GIVEN EXERCISE:
Scan the records below. List lines holding "Wednesday".

>> begin DATA ENTRIES

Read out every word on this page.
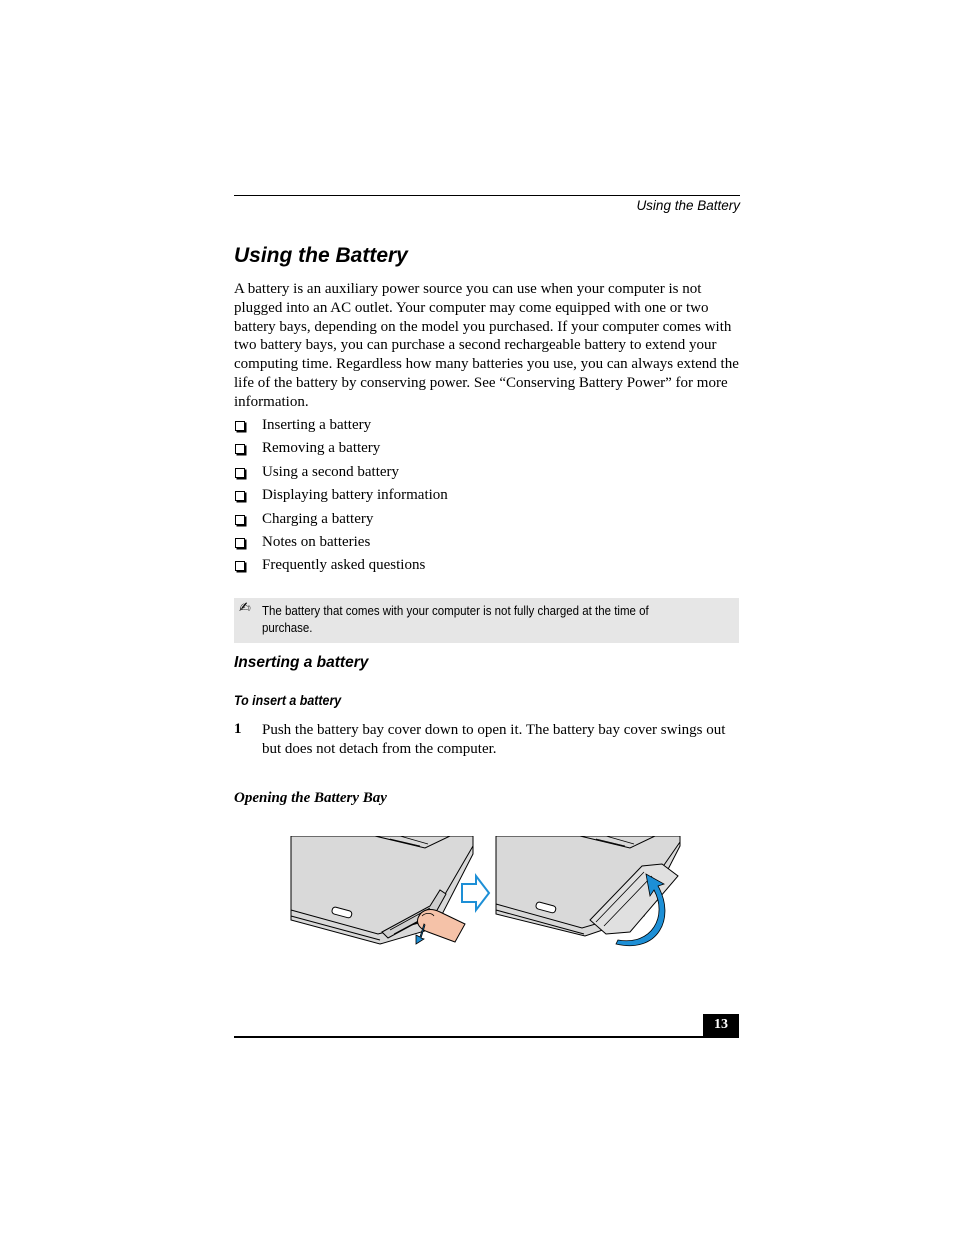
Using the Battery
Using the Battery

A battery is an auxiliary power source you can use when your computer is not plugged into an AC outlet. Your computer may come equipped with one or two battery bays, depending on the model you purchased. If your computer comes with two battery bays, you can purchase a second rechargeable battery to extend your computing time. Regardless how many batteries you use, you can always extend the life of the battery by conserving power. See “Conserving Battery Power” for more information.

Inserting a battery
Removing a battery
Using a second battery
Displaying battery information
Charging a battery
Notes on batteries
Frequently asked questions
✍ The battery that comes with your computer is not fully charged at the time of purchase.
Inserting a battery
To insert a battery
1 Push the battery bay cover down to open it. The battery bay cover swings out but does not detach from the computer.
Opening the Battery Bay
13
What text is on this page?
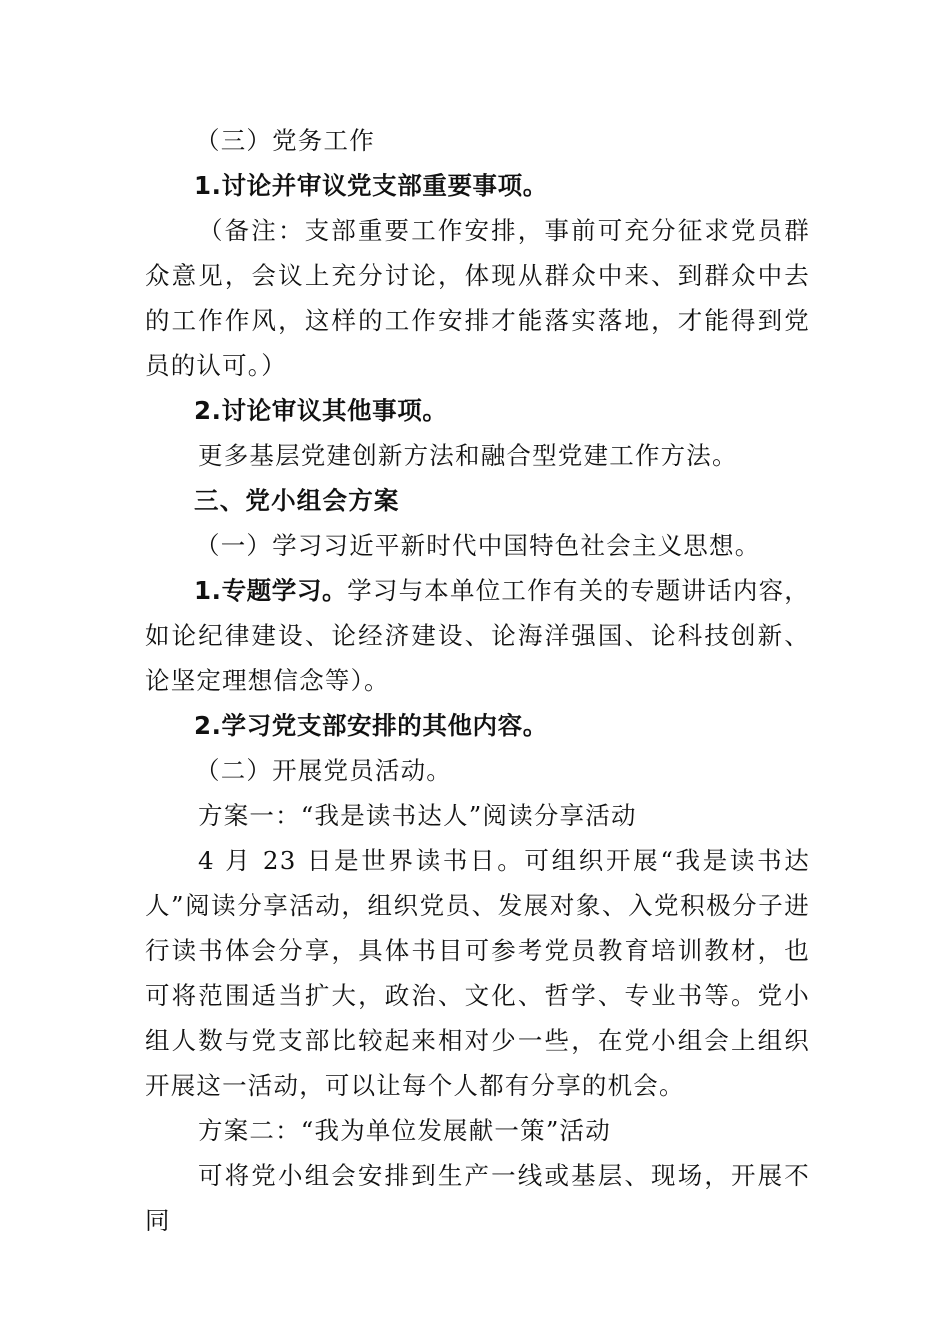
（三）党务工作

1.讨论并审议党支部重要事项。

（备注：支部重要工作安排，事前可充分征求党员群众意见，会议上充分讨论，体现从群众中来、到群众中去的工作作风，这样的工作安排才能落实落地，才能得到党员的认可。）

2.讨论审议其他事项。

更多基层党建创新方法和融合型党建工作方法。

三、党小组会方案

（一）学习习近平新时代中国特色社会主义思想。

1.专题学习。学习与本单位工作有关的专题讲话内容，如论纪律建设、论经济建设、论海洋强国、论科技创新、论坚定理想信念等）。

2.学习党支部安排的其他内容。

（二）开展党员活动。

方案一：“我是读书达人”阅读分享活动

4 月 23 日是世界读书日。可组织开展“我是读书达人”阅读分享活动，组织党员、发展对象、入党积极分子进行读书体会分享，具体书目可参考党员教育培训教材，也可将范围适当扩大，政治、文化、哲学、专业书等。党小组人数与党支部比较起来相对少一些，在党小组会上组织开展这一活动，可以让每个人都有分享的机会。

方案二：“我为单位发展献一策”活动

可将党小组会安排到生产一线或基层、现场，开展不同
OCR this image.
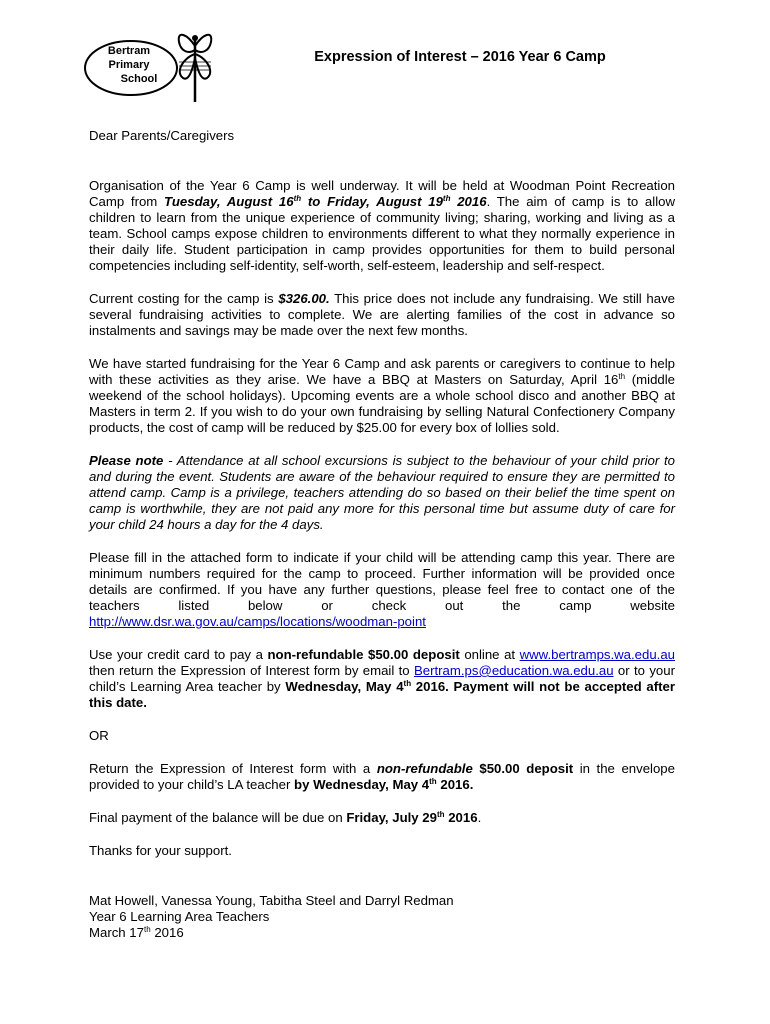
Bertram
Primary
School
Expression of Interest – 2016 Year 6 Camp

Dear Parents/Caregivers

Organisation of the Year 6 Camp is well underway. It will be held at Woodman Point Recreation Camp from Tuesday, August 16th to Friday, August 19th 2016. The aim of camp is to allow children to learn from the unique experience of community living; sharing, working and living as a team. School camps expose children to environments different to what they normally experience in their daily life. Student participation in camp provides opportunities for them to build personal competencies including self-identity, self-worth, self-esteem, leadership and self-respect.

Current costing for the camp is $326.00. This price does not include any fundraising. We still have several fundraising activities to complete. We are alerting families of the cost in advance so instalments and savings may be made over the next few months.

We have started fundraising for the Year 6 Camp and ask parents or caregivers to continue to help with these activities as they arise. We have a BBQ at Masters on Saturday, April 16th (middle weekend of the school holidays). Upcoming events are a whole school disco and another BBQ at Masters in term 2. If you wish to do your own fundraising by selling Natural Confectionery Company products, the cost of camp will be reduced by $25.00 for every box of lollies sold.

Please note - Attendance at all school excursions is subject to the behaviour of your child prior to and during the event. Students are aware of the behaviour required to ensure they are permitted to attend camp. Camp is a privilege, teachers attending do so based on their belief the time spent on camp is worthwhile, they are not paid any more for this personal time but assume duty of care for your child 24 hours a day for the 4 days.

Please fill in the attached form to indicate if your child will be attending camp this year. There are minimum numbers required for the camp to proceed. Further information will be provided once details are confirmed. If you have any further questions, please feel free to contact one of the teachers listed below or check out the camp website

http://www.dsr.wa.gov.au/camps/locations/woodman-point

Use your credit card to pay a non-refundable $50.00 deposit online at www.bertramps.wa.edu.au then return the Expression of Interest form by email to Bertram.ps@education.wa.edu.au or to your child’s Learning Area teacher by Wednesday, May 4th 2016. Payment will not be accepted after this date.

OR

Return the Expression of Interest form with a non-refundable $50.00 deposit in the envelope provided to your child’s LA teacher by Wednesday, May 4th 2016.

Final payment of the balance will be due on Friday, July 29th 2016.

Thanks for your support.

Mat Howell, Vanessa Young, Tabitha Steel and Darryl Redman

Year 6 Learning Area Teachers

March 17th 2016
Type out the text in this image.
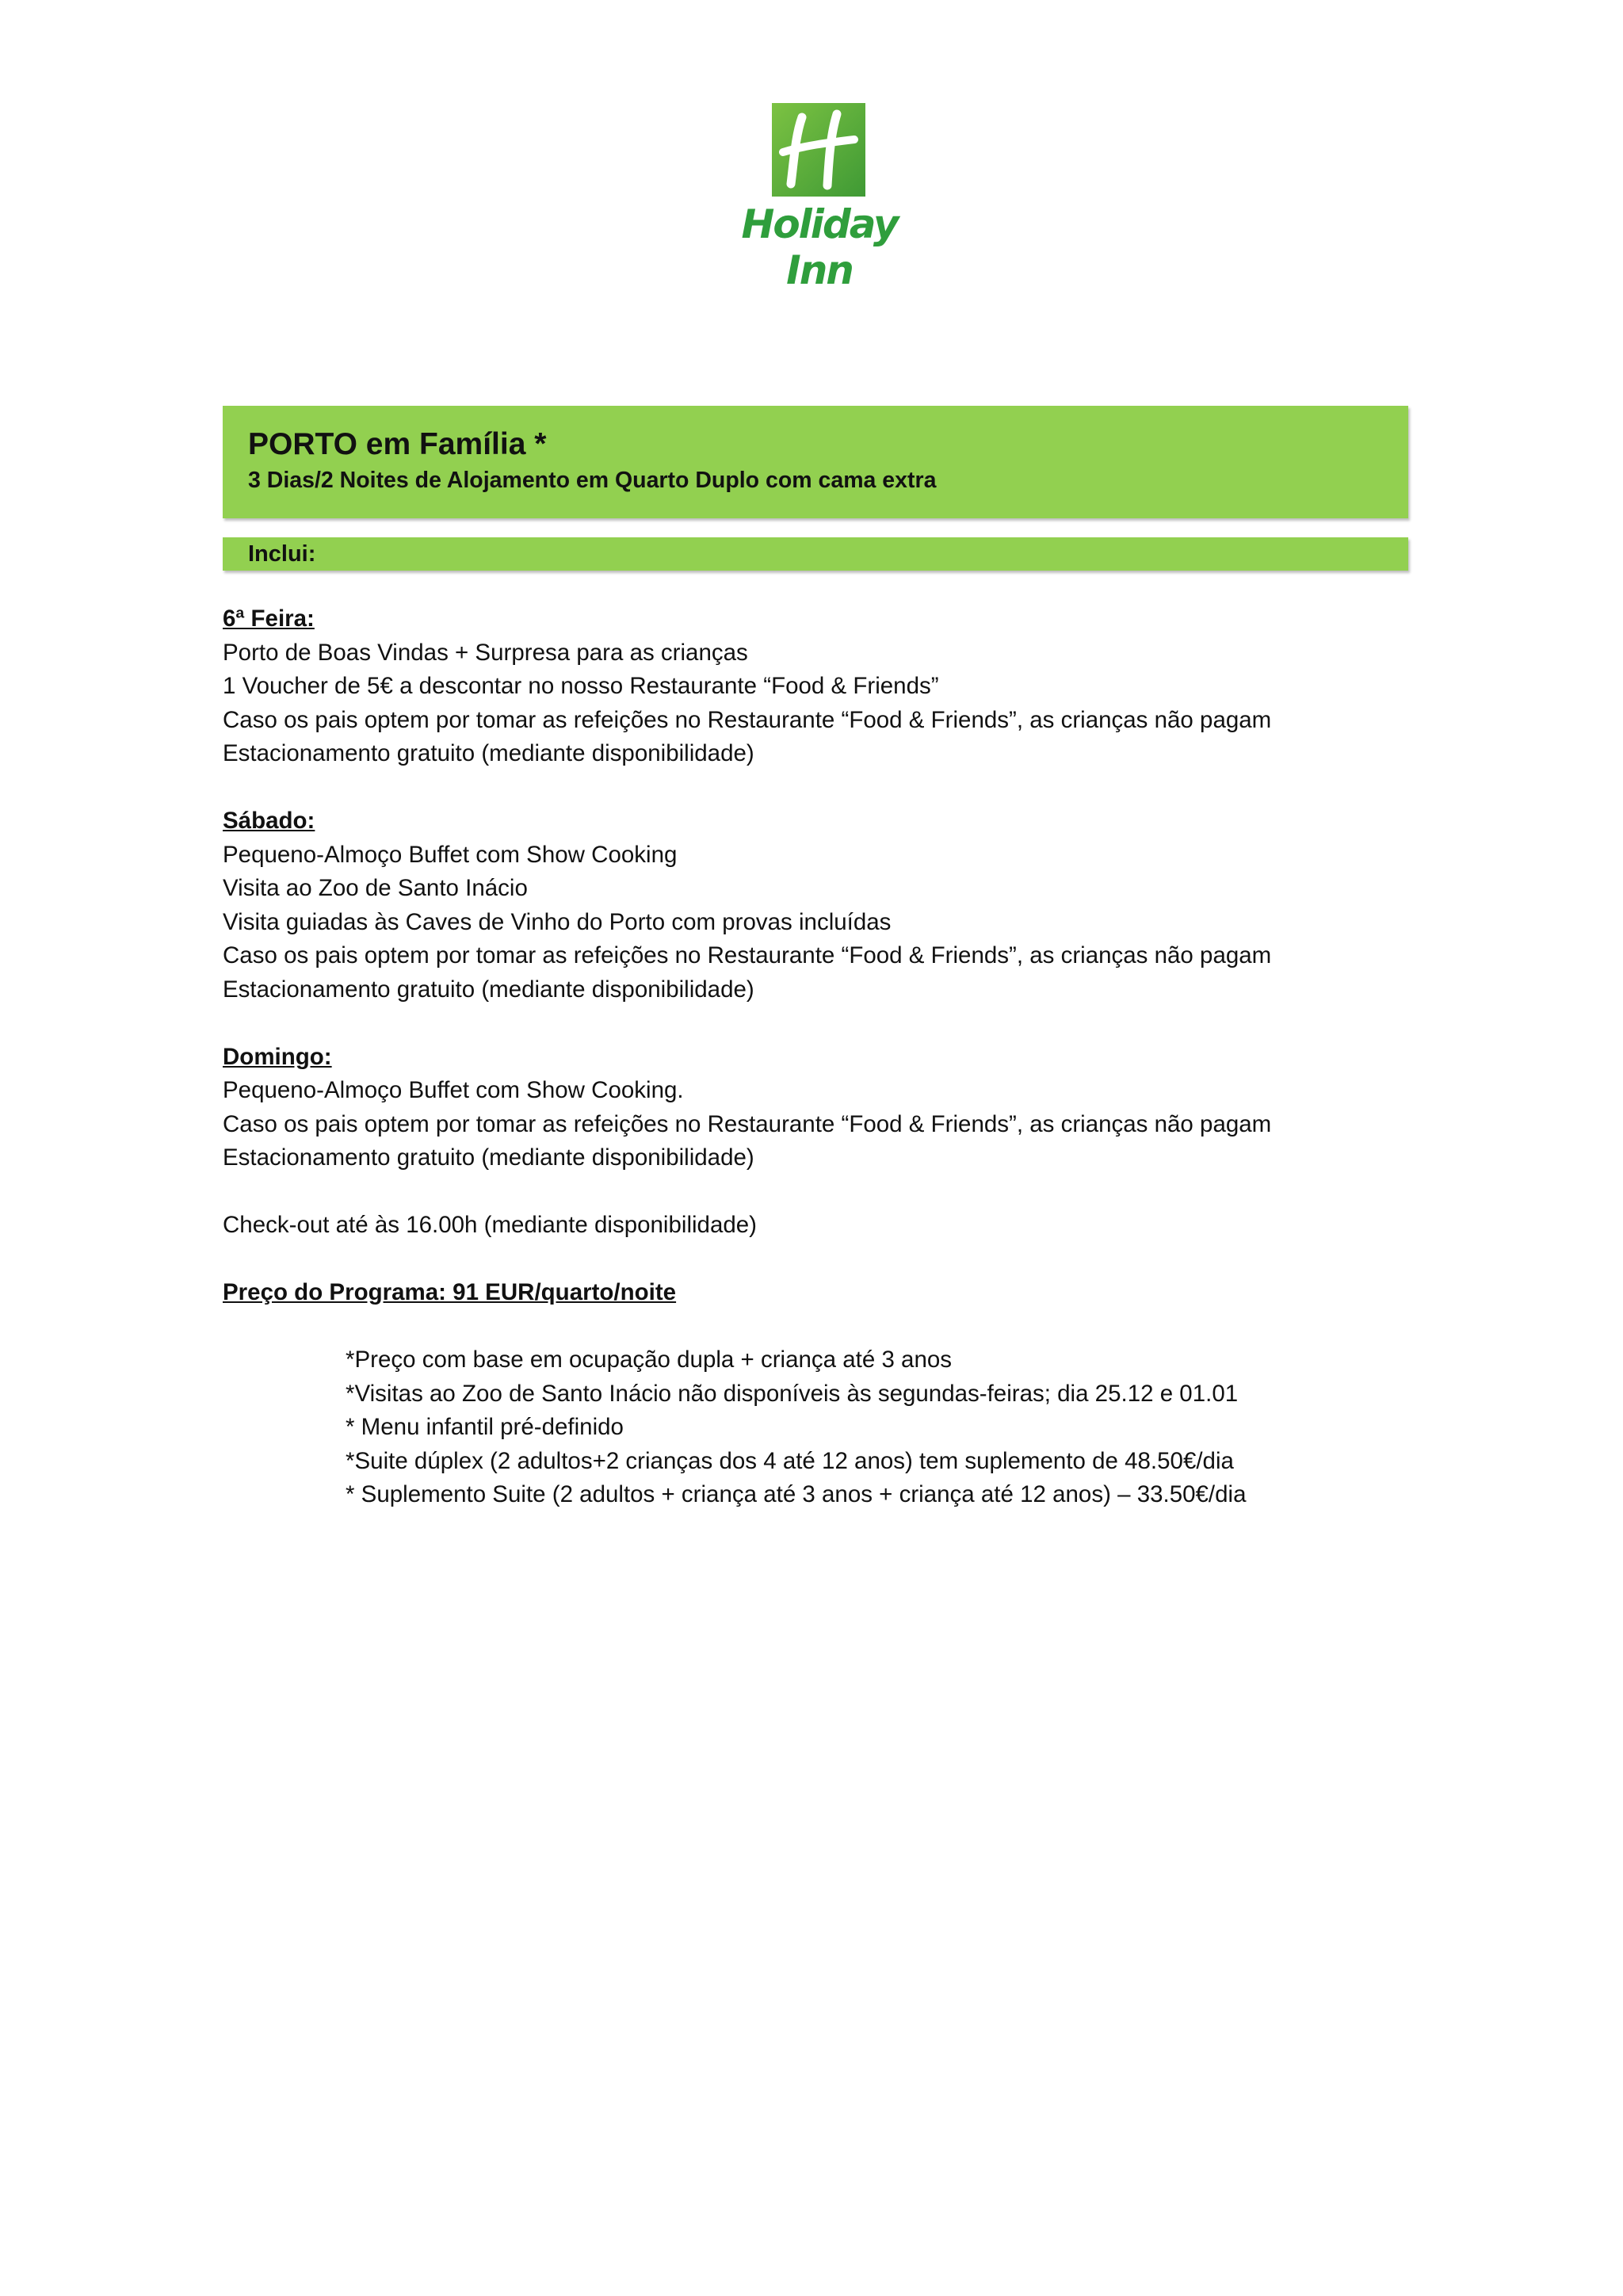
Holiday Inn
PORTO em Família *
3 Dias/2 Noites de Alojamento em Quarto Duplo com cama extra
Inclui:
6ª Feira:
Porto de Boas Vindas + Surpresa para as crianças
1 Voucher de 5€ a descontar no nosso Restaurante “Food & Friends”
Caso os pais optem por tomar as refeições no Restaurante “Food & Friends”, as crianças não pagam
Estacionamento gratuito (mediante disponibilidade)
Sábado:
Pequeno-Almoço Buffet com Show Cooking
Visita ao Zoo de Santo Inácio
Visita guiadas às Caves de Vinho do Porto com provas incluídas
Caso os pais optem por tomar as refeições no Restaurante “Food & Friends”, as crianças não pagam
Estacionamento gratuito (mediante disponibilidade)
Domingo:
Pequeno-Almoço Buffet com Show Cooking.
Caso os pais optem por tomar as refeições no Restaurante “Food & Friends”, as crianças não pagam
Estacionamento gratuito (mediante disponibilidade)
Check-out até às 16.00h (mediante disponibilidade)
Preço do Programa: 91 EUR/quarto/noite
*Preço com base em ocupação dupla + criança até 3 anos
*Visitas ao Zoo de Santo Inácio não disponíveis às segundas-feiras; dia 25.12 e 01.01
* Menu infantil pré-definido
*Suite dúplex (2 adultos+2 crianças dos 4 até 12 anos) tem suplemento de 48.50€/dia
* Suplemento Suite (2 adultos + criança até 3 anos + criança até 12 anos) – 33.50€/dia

>> end DATA ENTRIES

PROBLEM SOLUTION:
Use your credit card to pay a non-refundable $50.00 deposit online at www.bertramps.wa.edu.au then return the Expression of Interest form by email to Bertram.ps@education.wa.edu.au or to your child’s Learning Area teacher by Wednesday, May 4th 2016. Payment will not be accepted after this date.
Return the Expression of Interest form with a non-refundable $50.00 deposit in the envelope provided to your child’s LA teacher by Wednesday, May 4th 2016.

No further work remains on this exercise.